Provided information:

╭──

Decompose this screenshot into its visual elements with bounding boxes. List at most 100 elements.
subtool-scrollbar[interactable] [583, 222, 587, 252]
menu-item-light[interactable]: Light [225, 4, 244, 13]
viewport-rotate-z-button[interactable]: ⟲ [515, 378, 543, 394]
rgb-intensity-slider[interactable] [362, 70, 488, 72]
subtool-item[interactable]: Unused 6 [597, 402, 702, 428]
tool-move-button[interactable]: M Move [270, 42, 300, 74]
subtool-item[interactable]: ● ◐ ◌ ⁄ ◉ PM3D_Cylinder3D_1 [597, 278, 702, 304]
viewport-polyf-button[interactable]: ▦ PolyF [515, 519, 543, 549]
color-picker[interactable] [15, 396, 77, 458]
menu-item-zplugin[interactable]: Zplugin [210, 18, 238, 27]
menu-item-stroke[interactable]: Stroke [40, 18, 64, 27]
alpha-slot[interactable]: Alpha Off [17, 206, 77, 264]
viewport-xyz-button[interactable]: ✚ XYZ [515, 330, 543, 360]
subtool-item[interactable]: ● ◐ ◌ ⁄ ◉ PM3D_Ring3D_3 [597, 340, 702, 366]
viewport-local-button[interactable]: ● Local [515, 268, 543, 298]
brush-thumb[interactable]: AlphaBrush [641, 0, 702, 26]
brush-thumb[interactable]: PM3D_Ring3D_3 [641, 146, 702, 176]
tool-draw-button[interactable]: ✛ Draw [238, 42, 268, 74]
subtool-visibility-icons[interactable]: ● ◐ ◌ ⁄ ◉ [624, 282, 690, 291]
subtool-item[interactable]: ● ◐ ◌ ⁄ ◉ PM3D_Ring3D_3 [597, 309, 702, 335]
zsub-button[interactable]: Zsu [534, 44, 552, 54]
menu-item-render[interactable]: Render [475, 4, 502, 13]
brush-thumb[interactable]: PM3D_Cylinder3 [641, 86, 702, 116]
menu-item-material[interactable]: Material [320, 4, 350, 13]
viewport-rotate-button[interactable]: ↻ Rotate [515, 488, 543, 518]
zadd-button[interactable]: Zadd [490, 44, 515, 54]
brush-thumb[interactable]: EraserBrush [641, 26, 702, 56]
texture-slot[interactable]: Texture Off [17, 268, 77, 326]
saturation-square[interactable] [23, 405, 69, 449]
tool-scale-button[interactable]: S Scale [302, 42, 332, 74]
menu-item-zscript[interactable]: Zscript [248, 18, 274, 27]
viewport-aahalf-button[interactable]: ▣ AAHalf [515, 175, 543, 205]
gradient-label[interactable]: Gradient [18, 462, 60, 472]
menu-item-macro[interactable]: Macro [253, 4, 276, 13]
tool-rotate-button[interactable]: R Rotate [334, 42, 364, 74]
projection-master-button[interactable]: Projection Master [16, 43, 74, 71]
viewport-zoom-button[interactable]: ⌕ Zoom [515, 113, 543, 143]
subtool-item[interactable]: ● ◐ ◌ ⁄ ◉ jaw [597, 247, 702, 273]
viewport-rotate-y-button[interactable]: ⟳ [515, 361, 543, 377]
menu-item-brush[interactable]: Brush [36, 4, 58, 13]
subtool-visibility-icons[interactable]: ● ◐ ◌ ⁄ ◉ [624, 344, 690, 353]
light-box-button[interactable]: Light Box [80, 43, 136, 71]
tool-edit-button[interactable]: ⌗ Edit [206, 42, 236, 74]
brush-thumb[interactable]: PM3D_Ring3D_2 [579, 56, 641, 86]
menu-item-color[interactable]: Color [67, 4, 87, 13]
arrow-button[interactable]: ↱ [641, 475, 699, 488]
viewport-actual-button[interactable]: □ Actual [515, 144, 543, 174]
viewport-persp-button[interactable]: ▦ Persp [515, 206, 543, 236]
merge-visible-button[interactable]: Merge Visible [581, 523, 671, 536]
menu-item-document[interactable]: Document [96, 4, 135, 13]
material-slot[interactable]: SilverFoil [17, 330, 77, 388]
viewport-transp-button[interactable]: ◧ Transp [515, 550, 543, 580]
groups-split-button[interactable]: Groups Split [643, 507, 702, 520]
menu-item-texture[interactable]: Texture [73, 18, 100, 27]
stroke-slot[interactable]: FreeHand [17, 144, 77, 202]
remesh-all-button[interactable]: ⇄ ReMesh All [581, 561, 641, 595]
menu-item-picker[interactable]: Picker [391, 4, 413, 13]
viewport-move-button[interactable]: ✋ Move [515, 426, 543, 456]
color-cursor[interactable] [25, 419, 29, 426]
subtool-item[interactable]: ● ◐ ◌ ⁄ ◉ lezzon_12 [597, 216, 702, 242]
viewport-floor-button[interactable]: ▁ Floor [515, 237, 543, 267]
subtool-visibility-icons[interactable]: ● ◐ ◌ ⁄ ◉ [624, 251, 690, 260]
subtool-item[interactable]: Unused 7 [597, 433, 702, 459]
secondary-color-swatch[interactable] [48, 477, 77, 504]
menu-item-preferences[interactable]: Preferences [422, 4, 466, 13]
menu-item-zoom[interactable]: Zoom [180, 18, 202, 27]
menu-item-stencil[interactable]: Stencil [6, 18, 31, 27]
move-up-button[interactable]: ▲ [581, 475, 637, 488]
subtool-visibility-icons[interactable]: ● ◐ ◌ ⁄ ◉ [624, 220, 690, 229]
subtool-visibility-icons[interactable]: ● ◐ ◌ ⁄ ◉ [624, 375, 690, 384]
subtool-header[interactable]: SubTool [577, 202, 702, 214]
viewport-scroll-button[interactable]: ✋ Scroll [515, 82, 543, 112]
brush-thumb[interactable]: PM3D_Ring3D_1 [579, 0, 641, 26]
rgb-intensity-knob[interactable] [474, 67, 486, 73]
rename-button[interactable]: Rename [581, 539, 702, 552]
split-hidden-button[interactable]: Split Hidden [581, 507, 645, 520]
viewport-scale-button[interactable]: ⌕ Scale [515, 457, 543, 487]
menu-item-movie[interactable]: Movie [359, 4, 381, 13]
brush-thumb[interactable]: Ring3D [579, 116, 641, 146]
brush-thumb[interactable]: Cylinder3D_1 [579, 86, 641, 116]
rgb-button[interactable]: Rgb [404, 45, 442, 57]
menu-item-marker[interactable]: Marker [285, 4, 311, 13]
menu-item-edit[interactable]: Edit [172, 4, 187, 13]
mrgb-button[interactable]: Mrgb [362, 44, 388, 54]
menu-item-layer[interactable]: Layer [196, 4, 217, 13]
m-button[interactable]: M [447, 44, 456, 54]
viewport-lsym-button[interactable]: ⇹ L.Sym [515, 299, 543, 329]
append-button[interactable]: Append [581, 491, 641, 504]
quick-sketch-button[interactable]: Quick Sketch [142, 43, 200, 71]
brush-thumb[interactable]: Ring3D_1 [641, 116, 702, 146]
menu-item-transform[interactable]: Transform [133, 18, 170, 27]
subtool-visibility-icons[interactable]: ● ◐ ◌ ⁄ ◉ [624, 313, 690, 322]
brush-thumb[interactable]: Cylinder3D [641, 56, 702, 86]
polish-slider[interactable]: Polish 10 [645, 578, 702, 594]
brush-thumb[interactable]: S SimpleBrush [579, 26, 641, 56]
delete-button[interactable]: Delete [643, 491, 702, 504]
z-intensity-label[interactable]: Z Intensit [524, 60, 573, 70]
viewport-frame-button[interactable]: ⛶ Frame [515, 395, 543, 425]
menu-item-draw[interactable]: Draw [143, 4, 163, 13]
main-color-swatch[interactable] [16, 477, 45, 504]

╰──

Objective: Please pick out every line of the material above that contains the string "slider", and copy each one in full.

Response to the task:
rgb-intensity-slider[interactable] [362, 70, 488, 72]
polish-slider[interactable]: Polish 10 [645, 578, 702, 594]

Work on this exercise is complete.